**REQUIRED TASK:** Wherever the word "most" turns up in a line of the entries, copy that line.
*****
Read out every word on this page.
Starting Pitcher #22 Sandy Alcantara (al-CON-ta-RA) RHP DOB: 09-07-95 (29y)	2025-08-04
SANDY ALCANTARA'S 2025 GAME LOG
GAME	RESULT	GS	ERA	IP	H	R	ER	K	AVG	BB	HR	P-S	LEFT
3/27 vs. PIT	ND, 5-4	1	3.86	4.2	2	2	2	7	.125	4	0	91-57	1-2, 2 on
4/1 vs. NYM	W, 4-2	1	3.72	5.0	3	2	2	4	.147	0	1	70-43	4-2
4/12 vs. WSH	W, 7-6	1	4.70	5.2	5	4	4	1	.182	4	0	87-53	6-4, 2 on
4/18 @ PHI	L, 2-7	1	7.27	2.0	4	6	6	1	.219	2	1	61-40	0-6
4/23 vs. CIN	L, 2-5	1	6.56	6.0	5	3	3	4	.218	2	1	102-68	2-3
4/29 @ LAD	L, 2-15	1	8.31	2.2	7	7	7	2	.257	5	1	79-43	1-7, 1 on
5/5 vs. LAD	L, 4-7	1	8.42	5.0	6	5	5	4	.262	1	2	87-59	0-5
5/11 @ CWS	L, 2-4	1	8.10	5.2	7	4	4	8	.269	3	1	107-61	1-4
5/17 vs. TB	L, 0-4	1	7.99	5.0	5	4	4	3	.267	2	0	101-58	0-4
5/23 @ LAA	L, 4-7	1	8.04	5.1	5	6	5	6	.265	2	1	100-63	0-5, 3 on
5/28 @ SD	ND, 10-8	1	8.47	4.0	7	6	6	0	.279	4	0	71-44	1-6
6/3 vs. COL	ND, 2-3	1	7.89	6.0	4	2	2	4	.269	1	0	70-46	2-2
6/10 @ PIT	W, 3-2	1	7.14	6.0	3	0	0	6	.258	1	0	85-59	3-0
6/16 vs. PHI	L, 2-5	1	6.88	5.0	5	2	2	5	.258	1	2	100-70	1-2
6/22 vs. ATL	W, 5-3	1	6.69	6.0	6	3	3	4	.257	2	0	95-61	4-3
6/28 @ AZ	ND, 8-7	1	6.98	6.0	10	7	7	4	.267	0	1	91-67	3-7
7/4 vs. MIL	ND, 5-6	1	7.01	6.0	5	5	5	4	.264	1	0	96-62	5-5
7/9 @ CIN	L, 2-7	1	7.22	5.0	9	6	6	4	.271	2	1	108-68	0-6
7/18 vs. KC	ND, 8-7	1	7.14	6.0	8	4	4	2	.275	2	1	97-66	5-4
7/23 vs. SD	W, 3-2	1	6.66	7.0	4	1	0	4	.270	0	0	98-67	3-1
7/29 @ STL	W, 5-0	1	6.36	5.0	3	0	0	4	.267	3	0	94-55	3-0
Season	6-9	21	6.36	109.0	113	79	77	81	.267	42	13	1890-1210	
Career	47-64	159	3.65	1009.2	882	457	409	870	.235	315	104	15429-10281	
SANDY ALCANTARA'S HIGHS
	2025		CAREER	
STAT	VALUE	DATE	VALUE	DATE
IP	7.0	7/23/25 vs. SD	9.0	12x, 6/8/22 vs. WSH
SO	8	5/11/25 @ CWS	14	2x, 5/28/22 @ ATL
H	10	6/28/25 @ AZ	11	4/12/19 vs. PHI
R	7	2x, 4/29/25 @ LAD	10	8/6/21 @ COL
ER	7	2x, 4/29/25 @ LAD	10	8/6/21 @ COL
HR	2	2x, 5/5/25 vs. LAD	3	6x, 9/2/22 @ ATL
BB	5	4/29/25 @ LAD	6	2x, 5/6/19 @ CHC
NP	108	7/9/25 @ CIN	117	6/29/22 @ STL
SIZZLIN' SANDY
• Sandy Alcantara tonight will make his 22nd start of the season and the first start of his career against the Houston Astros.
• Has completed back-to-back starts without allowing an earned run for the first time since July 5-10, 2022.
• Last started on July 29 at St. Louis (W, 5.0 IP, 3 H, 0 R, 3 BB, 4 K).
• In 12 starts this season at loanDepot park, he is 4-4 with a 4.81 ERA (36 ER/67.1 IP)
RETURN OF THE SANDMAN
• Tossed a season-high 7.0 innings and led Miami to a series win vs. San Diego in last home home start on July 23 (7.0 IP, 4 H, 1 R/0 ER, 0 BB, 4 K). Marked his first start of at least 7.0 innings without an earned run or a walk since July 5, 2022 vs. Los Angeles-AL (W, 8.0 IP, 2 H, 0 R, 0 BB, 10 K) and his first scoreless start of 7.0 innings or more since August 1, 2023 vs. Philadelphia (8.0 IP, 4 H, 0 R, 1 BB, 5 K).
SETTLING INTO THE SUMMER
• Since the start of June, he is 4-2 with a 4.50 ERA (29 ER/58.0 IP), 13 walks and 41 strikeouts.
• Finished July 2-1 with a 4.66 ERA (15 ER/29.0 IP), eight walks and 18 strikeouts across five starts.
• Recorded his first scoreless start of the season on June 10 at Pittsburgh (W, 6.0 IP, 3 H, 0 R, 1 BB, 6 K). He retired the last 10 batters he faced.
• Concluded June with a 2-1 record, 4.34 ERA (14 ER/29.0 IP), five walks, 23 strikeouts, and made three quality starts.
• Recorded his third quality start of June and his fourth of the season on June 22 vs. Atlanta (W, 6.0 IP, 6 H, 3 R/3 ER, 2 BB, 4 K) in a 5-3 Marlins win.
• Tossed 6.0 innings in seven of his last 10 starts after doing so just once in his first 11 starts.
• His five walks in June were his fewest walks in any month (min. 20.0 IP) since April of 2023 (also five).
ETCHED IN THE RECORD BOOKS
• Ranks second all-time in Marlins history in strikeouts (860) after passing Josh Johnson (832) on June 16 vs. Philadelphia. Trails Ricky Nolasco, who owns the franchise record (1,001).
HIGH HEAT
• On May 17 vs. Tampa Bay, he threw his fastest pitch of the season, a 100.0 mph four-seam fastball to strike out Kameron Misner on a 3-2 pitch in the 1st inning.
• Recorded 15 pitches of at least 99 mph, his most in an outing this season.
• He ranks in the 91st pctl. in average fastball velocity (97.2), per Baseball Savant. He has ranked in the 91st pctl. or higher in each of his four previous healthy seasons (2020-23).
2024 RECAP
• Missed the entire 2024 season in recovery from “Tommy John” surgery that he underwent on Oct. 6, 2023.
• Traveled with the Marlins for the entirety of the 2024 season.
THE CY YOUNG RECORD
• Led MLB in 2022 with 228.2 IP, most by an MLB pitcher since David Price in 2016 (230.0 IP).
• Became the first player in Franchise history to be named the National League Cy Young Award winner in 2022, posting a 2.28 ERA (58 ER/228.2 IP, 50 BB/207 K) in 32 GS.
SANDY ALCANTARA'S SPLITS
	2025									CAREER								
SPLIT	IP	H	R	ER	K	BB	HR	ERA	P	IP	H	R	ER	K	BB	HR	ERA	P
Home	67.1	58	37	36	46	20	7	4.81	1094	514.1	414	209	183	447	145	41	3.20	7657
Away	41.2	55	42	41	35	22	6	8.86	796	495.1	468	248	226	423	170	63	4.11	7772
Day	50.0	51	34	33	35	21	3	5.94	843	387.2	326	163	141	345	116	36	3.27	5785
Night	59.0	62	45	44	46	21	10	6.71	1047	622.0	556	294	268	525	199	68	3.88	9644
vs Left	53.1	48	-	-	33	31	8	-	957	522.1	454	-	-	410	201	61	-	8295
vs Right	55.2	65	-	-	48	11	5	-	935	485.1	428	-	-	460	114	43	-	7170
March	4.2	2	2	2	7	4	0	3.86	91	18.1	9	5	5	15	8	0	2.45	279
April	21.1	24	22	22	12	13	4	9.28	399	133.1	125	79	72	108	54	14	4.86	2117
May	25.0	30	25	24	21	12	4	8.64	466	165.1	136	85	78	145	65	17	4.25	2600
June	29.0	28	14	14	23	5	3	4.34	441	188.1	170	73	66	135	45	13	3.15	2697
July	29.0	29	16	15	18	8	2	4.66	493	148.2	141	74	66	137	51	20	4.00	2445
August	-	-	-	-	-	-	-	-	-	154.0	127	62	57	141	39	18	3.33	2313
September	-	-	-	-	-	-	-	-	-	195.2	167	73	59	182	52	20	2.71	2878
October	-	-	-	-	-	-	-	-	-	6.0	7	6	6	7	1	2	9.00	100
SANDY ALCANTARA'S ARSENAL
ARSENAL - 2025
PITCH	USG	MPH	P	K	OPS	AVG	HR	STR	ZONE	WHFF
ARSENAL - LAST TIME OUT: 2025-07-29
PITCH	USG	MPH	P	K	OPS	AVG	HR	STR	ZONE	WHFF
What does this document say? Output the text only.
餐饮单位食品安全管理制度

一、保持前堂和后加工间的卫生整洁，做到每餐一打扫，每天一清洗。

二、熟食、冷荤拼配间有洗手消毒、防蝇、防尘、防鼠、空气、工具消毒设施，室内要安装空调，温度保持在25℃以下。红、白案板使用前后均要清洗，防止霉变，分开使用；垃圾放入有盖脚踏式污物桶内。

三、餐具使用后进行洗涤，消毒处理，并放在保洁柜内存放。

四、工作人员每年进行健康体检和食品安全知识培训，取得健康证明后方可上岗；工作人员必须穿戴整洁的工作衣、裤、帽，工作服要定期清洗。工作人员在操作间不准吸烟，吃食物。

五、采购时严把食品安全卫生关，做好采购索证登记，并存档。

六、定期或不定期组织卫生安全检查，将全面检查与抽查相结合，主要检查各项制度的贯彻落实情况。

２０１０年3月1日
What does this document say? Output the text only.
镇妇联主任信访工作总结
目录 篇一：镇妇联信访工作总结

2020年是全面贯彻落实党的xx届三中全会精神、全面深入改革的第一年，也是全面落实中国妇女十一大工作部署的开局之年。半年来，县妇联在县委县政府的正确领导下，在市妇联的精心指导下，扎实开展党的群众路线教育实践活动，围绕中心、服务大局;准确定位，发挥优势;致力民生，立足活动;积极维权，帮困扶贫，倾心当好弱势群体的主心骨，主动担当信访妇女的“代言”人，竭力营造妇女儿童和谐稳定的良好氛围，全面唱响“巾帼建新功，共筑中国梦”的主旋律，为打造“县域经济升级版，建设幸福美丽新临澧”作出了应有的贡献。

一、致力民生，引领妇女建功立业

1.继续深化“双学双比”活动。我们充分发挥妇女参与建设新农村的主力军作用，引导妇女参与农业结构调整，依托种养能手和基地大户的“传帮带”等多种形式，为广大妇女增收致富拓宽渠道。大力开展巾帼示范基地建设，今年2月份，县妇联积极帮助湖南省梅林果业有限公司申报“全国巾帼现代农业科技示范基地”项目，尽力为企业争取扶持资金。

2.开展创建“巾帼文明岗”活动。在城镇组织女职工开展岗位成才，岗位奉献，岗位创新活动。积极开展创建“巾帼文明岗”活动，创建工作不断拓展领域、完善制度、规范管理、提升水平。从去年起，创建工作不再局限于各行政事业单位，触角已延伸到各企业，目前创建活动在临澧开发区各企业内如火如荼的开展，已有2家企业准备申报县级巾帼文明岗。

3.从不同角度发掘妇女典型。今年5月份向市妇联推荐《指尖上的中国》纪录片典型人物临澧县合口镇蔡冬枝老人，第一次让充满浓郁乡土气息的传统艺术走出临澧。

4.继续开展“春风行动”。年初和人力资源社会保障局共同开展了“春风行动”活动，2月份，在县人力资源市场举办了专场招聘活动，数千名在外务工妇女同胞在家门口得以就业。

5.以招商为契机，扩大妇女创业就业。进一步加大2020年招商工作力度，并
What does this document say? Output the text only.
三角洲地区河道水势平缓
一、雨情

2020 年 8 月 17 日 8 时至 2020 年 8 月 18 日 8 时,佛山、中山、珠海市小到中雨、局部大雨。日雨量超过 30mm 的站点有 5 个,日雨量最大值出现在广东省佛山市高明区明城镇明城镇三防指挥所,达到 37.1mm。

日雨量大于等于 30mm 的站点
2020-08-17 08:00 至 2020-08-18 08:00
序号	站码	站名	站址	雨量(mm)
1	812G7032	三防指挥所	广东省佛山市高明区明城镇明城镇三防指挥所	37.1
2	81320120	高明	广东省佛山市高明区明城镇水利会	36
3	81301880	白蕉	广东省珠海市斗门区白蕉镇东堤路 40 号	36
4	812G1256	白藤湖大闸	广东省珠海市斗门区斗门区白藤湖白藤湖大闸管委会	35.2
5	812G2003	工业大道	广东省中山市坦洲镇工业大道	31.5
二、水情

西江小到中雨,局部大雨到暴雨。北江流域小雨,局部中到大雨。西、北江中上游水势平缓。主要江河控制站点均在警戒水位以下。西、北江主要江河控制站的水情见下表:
*****
**SOLUTION BELOW:**
• Recorded 15 pitches of at least 99 mph, his most in an outing this season.
• Led MLB in 2022 with 228.2 IP, most by an MLB pitcher since David Price in 2016 (230.0 IP).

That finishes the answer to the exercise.